INFORMATION SHOWN:
++++++

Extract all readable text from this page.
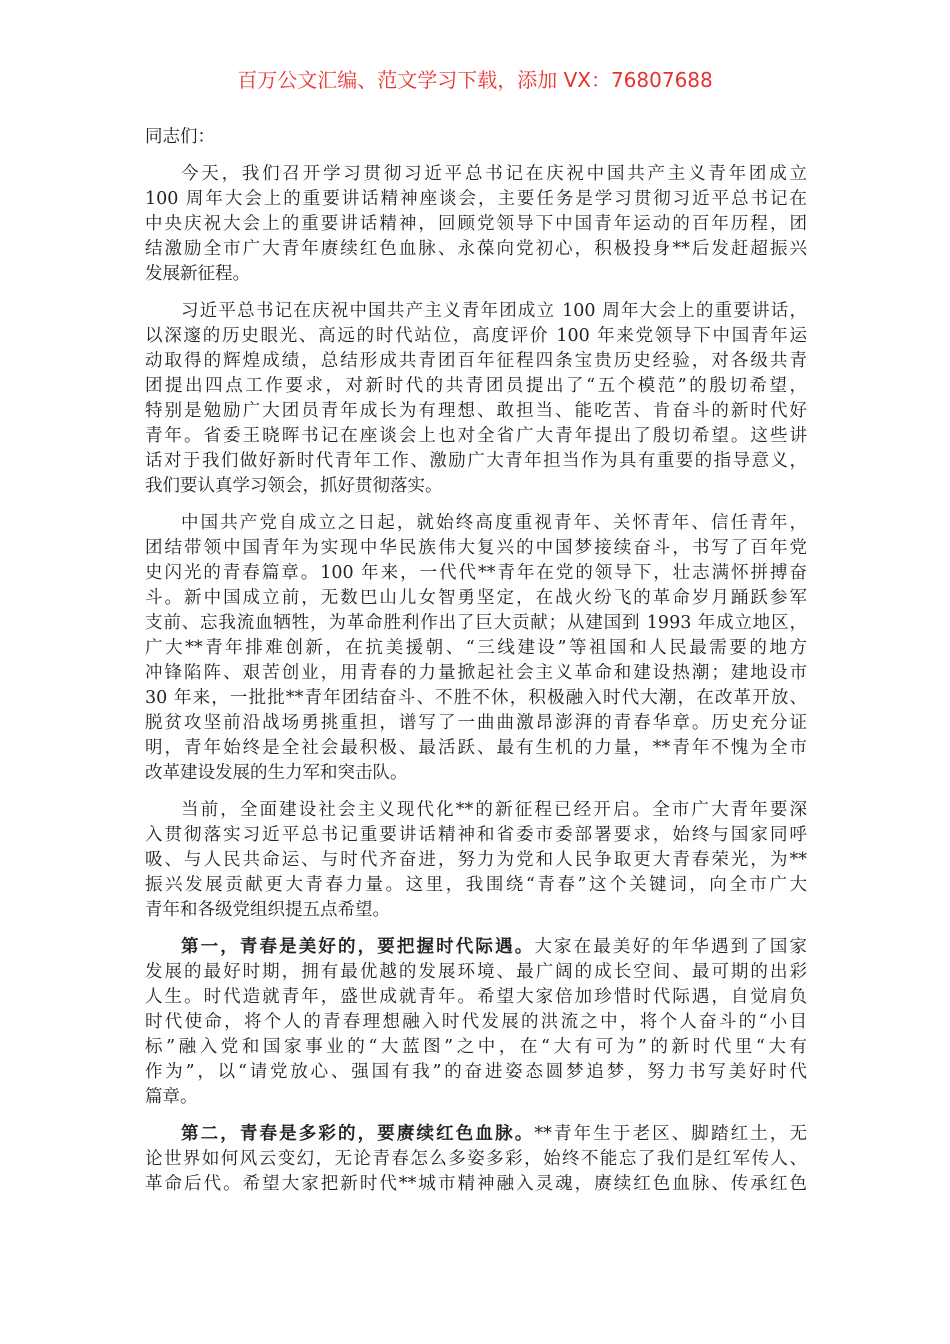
百万公文汇编、范文学习下载，添加 VX：76807688
同志们：
今天，我们召开学习贯彻习近平总书记在庆祝中国共产主义青年团成立
100 周年大会上的重要讲话精神座谈会，主要任务是学习贯彻习近平总书记在
中央庆祝大会上的重要讲话精神，回顾党领导下中国青年运动的百年历程，团
结激励全市广大青年赓续红色血脉、永葆向党初心，积极投身**后发赶超振兴
发展新征程。
习近平总书记在庆祝中国共产主义青年团成立 100 周年大会上的重要讲话，
以深邃的历史眼光、高远的时代站位，高度评价 100 年来党领导下中国青年运
动取得的辉煌成绩，总结形成共青团百年征程四条宝贵历史经验，对各级共青
团提出四点工作要求，对新时代的共青团员提出了“五个模范”的殷切希望，
特别是勉励广大团员青年成长为有理想、敢担当、能吃苦、肯奋斗的新时代好
青年。省委王晓晖书记在座谈会上也对全省广大青年提出了殷切希望。这些讲
话对于我们做好新时代青年工作、激励广大青年担当作为具有重要的指导意义，
我们要认真学习领会，抓好贯彻落实。
中国共产党自成立之日起，就始终高度重视青年、关怀青年、信任青年，
团结带领中国青年为实现中华民族伟大复兴的中国梦接续奋斗，书写了百年党
史闪光的青春篇章。100 年来，一代代**青年在党的领导下，壮志满怀拼搏奋
斗。新中国成立前，无数巴山儿女智勇坚定，在战火纷飞的革命岁月踊跃参军
支前、忘我流血牺牲，为革命胜利作出了巨大贡献；从建国到 1993 年成立地区，
广大**青年排难创新，在抗美援朝、“三线建设”等祖国和人民最需要的地方
冲锋陷阵、艰苦创业，用青春的力量掀起社会主义革命和建设热潮；建地设市
30 年来，一批批**青年团结奋斗、不胜不休，积极融入时代大潮，在改革开放、
脱贫攻坚前沿战场勇挑重担，谱写了一曲曲激昂澎湃的青春华章。历史充分证
明，青年始终是全社会最积极、最活跃、最有生机的力量，**青年不愧为全市
改革建设发展的生力军和突击队。
当前，全面建设社会主义现代化**的新征程已经开启。全市广大青年要深
入贯彻落实习近平总书记重要讲话精神和省委市委部署要求，始终与国家同呼
吸、与人民共命运、与时代齐奋进，努力为党和人民争取更大青春荣光，为**
振兴发展贡献更大青春力量。这里，我围绕“青春”这个关键词，向全市广大
青年和各级党组织提五点希望。
第一，青春是美好的，要把握时代际遇。大家在最美好的年华遇到了国家
发展的最好时期，拥有最优越的发展环境、最广阔的成长空间、最可期的出彩
人生。时代造就青年，盛世成就青年。希望大家倍加珍惜时代际遇，自觉肩负
时代使命，将个人的青春理想融入时代发展的洪流之中，将个人奋斗的“小目
标”融入党和国家事业的“大蓝图”之中，在“大有可为”的新时代里“大有
作为”，以“请党放心、强国有我”的奋进姿态圆梦追梦，努力书写美好时代
篇章。
第二，青春是多彩的，要赓续红色血脉。**青年生于老区、脚踏红土，无
论世界如何风云变幻，无论青春怎么多姿多彩，始终不能忘了我们是红军传人、
革命后代。希望大家把新时代**城市精神融入灵魂，赓续红色血脉、传承红色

++++++

PROBLEM STATEMENT: Write every record out again exactly; no pictures belong in the copy.

EXPECTED OUTPUT:
Extract all readable text from this page.
百万公文汇编、范文学习下载，添加 VX：76807688
同志们：
今天，我们召开学习贯彻习近平总书记在庆祝中国共产主义青年团成立
100 周年大会上的重要讲话精神座谈会，主要任务是学习贯彻习近平总书记在
中央庆祝大会上的重要讲话精神，回顾党领导下中国青年运动的百年历程，团
结激励全市广大青年赓续红色血脉、永葆向党初心，积极投身**后发赶超振兴
发展新征程。
习近平总书记在庆祝中国共产主义青年团成立 100 周年大会上的重要讲话，
以深邃的历史眼光、高远的时代站位，高度评价 100 年来党领导下中国青年运
动取得的辉煌成绩，总结形成共青团百年征程四条宝贵历史经验，对各级共青
团提出四点工作要求，对新时代的共青团员提出了“五个模范”的殷切希望，
特别是勉励广大团员青年成长为有理想、敢担当、能吃苦、肯奋斗的新时代好
青年。省委王晓晖书记在座谈会上也对全省广大青年提出了殷切希望。这些讲
话对于我们做好新时代青年工作、激励广大青年担当作为具有重要的指导意义，
我们要认真学习领会，抓好贯彻落实。
中国共产党自成立之日起，就始终高度重视青年、关怀青年、信任青年，
团结带领中国青年为实现中华民族伟大复兴的中国梦接续奋斗，书写了百年党
史闪光的青春篇章。100 年来，一代代**青年在党的领导下，壮志满怀拼搏奋
斗。新中国成立前，无数巴山儿女智勇坚定，在战火纷飞的革命岁月踊跃参军
支前、忘我流血牺牲，为革命胜利作出了巨大贡献；从建国到 1993 年成立地区，
广大**青年排难创新，在抗美援朝、“三线建设”等祖国和人民最需要的地方
冲锋陷阵、艰苦创业，用青春的力量掀起社会主义革命和建设热潮；建地设市
30 年来，一批批**青年团结奋斗、不胜不休，积极融入时代大潮，在改革开放、
脱贫攻坚前沿战场勇挑重担，谱写了一曲曲激昂澎湃的青春华章。历史充分证
明，青年始终是全社会最积极、最活跃、最有生机的力量，**青年不愧为全市
改革建设发展的生力军和突击队。
当前，全面建设社会主义现代化**的新征程已经开启。全市广大青年要深
入贯彻落实习近平总书记重要讲话精神和省委市委部署要求，始终与国家同呼
吸、与人民共命运、与时代齐奋进，努力为党和人民争取更大青春荣光，为**
振兴发展贡献更大青春力量。这里，我围绕“青春”这个关键词，向全市广大
青年和各级党组织提五点希望。
第一，青春是美好的，要把握时代际遇。大家在最美好的年华遇到了国家
发展的最好时期，拥有最优越的发展环境、最广阔的成长空间、最可期的出彩
人生。时代造就青年，盛世成就青年。希望大家倍加珍惜时代际遇，自觉肩负
时代使命，将个人的青春理想融入时代发展的洪流之中，将个人奋斗的“小目
标”融入党和国家事业的“大蓝图”之中，在“大有可为”的新时代里“大有
作为”，以“请党放心、强国有我”的奋进姿态圆梦追梦，努力书写美好时代
篇章。
第二，青春是多彩的，要赓续红色血脉。**青年生于老区、脚踏红土，无
论世界如何风云变幻，无论青春怎么多姿多彩，始终不能忘了我们是红军传人、
革命后代。希望大家把新时代**城市精神融入灵魂，赓续红色血脉、传承红色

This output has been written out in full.